> _TASK PROMPT_: Output nothing but the number of lines that include the word "электронного".

Collection entries
++++++

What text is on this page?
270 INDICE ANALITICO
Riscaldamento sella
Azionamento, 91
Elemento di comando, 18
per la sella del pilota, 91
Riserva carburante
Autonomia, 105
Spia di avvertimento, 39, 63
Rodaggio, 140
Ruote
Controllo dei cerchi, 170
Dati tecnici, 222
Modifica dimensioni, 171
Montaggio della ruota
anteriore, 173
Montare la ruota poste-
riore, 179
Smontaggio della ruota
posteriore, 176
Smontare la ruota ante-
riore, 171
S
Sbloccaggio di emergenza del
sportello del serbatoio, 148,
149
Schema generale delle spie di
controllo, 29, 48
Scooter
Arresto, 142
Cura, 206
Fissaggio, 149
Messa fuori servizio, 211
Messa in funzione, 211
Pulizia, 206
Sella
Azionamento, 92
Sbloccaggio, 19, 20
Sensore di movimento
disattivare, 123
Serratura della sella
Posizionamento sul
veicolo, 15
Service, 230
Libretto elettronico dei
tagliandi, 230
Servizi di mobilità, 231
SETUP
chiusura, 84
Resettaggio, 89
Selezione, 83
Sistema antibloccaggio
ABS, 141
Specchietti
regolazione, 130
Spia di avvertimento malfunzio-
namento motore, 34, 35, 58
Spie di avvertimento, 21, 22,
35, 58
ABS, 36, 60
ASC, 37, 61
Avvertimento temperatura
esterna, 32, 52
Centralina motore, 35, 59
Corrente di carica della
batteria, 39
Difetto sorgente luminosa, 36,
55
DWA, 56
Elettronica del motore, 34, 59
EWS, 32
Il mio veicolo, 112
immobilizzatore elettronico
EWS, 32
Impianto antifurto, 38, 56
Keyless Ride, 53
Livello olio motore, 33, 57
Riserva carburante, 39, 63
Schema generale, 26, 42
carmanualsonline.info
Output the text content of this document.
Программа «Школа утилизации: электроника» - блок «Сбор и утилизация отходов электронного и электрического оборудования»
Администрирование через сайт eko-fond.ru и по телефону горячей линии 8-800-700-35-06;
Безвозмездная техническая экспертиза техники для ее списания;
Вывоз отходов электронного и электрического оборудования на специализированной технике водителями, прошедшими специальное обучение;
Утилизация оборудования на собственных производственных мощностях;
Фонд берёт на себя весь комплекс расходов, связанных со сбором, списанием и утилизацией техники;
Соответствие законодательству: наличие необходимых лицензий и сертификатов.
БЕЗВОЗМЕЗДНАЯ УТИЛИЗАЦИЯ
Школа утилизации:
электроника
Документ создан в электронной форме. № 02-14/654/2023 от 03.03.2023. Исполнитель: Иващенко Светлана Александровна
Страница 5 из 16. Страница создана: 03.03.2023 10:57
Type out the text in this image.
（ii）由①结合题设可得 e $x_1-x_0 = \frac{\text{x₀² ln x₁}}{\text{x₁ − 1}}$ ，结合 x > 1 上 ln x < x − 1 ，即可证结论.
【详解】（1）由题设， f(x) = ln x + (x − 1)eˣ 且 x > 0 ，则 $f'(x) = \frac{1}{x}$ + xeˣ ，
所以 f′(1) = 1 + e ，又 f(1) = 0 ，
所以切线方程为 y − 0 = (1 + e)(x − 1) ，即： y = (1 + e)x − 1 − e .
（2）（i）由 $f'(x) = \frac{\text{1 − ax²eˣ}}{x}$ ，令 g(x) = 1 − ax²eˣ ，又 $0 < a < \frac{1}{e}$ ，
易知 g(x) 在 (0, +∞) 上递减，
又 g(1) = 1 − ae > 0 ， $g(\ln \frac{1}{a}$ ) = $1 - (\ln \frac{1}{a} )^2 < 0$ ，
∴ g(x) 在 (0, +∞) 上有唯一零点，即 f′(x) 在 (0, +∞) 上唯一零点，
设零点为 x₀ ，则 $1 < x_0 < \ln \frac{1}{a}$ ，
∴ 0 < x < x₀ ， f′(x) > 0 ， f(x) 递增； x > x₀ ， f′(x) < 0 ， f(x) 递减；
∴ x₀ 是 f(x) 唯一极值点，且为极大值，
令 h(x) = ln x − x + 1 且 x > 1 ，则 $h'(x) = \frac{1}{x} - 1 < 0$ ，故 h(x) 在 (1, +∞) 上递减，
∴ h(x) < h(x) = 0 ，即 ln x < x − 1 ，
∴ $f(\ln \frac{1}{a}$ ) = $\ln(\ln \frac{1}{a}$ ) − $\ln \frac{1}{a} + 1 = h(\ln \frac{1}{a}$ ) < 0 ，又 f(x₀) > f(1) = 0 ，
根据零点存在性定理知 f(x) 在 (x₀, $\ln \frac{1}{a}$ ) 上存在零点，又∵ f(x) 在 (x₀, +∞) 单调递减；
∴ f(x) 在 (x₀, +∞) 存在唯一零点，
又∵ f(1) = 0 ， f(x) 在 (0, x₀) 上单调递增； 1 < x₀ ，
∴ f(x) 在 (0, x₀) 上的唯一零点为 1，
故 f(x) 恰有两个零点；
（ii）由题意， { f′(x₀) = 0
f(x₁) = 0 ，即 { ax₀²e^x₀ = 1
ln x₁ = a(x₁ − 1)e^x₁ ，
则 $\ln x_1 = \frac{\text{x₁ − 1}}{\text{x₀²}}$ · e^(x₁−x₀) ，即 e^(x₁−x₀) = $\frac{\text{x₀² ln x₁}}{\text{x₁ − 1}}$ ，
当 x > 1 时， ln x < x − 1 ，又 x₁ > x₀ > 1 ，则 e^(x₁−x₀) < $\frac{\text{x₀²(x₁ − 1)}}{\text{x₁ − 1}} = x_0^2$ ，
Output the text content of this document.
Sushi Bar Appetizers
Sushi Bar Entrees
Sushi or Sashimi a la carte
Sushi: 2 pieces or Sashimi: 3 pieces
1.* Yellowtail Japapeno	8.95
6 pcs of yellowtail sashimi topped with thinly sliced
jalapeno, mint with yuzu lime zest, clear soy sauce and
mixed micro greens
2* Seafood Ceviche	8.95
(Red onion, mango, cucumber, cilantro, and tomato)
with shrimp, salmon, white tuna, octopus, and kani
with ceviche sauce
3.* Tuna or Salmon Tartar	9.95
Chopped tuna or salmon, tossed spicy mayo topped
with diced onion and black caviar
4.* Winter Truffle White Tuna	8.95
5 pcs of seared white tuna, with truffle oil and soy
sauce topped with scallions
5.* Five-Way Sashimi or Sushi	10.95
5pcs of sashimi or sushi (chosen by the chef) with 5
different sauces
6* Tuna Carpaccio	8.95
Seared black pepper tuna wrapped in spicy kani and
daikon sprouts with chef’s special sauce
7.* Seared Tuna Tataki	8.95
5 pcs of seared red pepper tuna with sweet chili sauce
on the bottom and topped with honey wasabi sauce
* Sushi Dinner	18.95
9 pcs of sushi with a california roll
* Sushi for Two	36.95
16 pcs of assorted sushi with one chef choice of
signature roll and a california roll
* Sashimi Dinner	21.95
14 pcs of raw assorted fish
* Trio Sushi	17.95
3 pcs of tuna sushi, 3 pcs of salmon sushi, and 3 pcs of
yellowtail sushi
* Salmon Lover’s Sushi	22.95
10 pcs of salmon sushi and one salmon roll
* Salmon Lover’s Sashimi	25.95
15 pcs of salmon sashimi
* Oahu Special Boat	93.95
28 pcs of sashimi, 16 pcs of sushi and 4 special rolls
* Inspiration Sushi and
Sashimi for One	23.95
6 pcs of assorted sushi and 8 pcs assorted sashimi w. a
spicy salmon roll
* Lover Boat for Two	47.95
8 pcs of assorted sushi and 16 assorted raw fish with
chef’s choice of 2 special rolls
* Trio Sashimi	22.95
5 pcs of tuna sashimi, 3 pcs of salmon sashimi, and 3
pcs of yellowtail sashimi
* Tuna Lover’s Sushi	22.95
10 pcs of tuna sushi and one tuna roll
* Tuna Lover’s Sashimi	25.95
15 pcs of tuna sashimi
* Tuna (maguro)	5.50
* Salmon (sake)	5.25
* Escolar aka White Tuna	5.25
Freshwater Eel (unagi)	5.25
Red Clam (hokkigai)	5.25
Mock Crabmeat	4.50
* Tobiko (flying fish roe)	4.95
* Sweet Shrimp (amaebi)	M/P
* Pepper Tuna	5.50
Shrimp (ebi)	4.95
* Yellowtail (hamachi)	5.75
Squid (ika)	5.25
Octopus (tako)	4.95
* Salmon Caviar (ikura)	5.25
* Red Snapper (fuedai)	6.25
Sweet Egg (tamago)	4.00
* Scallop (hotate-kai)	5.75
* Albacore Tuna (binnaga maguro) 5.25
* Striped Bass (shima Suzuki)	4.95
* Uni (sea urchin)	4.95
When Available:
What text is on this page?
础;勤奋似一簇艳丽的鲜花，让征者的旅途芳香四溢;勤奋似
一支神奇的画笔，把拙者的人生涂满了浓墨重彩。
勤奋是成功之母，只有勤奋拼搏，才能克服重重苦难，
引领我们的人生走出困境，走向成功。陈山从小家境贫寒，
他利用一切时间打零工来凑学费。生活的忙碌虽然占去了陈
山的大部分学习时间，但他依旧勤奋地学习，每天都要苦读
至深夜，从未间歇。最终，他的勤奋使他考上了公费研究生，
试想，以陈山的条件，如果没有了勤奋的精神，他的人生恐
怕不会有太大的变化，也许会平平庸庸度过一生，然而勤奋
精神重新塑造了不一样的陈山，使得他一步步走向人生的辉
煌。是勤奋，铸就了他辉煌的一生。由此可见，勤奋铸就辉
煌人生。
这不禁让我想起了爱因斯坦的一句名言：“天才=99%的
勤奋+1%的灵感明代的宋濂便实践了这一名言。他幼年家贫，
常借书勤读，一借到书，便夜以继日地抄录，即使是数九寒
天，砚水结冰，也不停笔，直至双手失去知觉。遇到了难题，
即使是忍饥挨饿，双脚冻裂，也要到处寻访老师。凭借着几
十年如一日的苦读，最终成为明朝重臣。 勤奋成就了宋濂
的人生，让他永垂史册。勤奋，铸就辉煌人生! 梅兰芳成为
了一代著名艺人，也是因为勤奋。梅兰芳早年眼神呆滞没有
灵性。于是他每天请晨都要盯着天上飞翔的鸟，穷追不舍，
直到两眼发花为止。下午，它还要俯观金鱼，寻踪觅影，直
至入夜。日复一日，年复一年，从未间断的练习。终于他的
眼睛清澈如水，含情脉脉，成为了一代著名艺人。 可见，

++++++

> _RESULT FOR THIS TASK_: 2